■ YOUR TASK ■
Work through the data below and give the number of lines holding "this", nothing more.

■ RECORD LIST ■

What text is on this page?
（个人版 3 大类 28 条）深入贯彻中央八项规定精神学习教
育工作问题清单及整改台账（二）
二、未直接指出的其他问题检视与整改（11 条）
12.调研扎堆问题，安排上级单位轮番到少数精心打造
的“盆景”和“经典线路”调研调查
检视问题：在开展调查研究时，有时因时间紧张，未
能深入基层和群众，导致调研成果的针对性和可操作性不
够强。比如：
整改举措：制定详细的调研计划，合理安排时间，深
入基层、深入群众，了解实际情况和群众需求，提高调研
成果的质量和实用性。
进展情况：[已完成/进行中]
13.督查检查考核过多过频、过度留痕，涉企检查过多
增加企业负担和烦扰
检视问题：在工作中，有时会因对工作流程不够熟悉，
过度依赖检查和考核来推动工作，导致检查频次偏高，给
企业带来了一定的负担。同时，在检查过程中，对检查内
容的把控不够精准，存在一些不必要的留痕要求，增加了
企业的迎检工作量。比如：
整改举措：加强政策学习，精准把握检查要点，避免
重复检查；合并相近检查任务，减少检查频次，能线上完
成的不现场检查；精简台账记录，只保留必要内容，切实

* * *

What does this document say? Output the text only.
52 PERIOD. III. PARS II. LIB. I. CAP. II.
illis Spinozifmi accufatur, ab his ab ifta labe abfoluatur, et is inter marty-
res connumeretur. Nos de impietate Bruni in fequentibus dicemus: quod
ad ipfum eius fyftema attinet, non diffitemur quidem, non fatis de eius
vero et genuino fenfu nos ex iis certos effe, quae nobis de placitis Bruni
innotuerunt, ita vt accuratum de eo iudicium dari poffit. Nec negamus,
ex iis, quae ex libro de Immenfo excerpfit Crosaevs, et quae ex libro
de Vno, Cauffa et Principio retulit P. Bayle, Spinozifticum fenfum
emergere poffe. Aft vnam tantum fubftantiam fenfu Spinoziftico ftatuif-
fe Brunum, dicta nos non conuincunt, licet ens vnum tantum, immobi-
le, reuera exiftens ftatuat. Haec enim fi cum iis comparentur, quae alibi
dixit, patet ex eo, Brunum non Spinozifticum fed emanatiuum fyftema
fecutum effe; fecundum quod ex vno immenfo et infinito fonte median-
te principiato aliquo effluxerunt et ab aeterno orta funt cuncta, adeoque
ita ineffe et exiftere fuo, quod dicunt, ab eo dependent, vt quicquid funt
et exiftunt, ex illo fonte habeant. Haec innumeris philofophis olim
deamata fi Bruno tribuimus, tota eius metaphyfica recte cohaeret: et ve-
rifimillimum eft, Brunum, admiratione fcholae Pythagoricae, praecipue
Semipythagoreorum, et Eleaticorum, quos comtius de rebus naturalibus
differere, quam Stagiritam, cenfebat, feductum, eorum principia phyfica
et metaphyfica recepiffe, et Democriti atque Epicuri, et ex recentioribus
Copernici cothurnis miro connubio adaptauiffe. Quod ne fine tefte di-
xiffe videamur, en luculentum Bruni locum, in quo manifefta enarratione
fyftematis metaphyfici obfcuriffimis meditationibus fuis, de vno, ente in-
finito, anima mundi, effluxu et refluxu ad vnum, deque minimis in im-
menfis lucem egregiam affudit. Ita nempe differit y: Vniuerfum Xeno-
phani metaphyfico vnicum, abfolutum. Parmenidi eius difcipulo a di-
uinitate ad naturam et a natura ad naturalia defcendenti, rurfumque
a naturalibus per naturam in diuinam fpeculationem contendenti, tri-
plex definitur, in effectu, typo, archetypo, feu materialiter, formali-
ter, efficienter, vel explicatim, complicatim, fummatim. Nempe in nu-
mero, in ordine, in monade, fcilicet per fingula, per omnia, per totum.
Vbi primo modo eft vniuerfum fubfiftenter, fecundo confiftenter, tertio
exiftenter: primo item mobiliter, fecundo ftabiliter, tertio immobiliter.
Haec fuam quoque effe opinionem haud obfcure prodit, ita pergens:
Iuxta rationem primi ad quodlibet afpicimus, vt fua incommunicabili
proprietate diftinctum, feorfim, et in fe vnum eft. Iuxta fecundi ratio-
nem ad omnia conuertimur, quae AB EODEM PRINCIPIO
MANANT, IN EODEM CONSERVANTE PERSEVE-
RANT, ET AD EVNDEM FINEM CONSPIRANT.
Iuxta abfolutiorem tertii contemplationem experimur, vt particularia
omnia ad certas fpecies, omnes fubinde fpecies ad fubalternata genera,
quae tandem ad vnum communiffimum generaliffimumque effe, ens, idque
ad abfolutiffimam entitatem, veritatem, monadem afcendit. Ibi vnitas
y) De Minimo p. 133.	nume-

■ THE ANSWER ■
2